**EXERCISE TASK A**
Return each line of the listing that contains the string "agreed".

**DOCUMENT PASSAGE**
----------
WHEN INVITED to Lissadell recently for the official opening by local dignitaries of the restored walled kitchen and alpine gardens, I decided to follow in the footsteps of WB Yeats. This meant taking the train to Sligo from the former Amien Street station . . . now more widely known as Connolly Station, since it was renamed in honour of the 50th anniversary of the 1916 Rising, in which the most famous daughter of Lissadell, Constance (Countess) Markiewicz, nee Gore-Booth, played such a lively part.

Constance's poetic admirer, Yeats, would have been dismayed by the disappearance of so much lush countryside as he journeyed northwest to sojourn with his friends and patrons. An alarming proportion of the natural landscape has been sacrificed to ribbon development and urban conurbation.

Turning in along the west side of Drumcliff Bay, which has stunning views of mountain and sea that take your breath away, you come to the beautifully situated Lissadell House and estate, now reduced to a neat 400 acres but once an absurdly large demesne of nearly 30,000 acres.

During the late 19th and early 20th century, under Constance's philanthropic brother Josslyn, Lissadell became a thriving, productive place employing more than 200 people. It had a home farm, saw mills, an hydraulic dam, an oyster farm (still in production today), spacious walled kitchen gardens boasting espaliered fruit trees, a massive range of heated glasshouses, a walled alpine rockery garden down by the sea, and a very successful commercial nursery and bulb farm that did a huge trade in mail order. It also had a school of needlework.
----------
**EXERCISE TASK B**
According to the Lissadell passage, how many acres does the estate cover now?

[Element and box listings]
----------
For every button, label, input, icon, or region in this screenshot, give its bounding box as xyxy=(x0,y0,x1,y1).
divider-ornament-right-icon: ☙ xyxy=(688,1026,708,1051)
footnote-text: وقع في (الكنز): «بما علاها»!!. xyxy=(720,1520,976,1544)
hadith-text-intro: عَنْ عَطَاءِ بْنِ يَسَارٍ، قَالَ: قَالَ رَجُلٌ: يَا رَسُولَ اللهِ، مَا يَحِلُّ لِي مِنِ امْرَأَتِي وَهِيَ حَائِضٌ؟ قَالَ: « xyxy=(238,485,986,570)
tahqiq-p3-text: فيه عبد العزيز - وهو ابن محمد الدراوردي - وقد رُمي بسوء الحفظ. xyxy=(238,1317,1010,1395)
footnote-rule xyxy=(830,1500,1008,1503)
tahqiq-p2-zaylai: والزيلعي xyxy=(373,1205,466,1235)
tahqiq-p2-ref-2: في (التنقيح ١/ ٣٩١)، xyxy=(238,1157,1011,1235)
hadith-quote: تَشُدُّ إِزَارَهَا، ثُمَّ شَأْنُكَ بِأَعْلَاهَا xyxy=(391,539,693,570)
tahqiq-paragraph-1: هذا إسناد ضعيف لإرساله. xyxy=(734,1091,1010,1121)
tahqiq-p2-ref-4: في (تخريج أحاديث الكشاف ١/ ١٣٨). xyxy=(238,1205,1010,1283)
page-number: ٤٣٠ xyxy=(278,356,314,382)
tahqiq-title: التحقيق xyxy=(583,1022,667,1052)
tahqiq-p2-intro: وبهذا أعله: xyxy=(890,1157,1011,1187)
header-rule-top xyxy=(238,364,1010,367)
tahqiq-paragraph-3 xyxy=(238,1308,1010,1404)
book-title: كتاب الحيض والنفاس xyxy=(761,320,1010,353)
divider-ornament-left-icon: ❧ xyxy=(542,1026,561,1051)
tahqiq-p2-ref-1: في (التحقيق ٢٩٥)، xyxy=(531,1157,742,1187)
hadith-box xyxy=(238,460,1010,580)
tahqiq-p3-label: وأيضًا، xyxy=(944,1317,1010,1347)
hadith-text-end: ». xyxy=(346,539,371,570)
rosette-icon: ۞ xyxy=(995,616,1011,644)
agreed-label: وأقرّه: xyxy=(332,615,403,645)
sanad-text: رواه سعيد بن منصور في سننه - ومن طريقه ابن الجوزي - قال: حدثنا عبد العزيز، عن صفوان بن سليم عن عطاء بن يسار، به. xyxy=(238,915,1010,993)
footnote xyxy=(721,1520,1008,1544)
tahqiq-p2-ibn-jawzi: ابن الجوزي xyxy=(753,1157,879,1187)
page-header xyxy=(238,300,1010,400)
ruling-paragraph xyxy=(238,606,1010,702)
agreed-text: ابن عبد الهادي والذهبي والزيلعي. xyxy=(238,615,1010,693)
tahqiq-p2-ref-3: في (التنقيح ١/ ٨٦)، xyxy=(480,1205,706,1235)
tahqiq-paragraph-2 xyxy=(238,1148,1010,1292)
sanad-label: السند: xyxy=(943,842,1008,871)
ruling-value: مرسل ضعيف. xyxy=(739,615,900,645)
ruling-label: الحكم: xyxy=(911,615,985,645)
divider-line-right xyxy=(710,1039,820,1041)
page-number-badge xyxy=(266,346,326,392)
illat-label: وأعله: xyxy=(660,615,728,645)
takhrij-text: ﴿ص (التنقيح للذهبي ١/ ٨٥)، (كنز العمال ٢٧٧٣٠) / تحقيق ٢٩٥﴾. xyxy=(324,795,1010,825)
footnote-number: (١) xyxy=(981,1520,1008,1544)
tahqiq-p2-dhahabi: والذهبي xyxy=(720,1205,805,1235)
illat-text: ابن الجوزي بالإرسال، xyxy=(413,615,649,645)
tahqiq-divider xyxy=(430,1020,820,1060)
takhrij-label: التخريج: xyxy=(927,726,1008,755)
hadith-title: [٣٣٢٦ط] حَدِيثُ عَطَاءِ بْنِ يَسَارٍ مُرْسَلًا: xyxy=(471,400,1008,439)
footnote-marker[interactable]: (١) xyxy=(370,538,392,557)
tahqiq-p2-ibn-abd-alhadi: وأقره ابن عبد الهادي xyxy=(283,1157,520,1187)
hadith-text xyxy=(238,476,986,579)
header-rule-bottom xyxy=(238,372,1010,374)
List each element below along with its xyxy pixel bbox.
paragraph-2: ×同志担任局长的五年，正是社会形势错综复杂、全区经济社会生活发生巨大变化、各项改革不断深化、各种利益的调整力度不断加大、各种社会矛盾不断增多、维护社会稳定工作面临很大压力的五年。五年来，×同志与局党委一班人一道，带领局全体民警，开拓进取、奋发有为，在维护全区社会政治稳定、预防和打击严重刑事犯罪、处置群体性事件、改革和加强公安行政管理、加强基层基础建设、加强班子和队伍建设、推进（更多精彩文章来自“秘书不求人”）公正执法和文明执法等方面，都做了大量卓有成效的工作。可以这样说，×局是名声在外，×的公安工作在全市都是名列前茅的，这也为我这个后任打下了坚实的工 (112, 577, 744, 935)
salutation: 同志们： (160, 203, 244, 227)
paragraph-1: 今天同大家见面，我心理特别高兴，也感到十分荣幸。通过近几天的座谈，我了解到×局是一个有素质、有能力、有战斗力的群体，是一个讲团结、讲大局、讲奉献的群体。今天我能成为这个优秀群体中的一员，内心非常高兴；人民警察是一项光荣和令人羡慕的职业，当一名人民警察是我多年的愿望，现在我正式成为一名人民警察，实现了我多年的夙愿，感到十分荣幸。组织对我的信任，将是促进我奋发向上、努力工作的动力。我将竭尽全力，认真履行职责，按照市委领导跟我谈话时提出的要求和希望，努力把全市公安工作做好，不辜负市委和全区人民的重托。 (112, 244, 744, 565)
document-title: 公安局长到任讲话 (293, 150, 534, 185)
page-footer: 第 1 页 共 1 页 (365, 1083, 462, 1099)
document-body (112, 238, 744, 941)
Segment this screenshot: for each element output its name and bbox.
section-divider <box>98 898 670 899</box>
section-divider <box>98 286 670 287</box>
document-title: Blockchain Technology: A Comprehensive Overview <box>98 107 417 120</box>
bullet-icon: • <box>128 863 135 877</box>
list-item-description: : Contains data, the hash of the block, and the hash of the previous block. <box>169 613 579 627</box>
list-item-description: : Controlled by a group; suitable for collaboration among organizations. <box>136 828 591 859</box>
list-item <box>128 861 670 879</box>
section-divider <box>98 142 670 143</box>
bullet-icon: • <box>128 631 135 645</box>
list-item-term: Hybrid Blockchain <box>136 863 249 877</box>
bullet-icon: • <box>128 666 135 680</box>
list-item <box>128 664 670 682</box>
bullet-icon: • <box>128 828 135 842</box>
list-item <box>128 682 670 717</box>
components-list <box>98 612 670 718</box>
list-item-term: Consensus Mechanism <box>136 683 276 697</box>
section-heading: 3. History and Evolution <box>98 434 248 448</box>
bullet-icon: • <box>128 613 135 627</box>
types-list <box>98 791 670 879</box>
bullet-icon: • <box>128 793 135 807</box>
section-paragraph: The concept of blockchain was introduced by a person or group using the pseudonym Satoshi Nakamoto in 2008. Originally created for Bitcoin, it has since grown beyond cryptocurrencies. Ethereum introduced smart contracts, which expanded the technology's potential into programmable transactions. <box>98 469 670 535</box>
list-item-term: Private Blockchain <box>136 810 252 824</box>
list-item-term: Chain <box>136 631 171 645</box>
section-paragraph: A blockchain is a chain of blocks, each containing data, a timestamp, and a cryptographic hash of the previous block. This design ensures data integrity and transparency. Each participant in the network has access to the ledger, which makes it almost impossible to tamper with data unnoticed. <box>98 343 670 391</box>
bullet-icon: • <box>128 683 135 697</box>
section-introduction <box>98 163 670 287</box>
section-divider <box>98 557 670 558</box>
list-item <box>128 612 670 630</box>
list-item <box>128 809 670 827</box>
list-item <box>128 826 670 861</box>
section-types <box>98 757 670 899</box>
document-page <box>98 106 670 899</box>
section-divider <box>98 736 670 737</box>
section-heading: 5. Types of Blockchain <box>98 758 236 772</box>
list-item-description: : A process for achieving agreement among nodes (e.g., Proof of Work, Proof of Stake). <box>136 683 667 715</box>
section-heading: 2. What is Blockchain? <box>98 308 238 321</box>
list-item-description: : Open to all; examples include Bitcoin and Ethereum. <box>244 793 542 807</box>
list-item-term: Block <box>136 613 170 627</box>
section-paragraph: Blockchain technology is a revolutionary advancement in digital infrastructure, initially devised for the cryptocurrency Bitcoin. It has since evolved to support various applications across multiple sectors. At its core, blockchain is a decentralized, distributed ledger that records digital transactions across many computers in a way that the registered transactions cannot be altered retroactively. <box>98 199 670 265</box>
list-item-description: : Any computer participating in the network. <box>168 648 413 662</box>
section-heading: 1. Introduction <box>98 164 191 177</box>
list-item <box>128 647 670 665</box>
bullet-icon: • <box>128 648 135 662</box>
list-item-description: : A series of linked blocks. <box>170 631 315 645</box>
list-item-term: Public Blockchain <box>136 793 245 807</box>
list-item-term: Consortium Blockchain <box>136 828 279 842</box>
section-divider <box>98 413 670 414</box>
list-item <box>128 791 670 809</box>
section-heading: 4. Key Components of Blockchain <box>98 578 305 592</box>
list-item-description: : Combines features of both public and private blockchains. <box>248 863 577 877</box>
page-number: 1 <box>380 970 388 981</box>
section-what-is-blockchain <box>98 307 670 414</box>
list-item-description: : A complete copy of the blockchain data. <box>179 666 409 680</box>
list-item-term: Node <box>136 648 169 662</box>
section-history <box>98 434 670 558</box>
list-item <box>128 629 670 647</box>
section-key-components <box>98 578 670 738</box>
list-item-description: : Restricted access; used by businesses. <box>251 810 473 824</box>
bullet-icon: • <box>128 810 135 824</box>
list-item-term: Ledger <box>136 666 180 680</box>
----------
**EXERCISE ANSWER A**
agreed-label: وأقرّه: xyxy=(332,615,403,645)
agreed-text: ابن عبد الهادي والذهبي والزيلعي. xyxy=(238,615,1010,693)

**EXERCISE ANSWER B**
A neat 400 acres.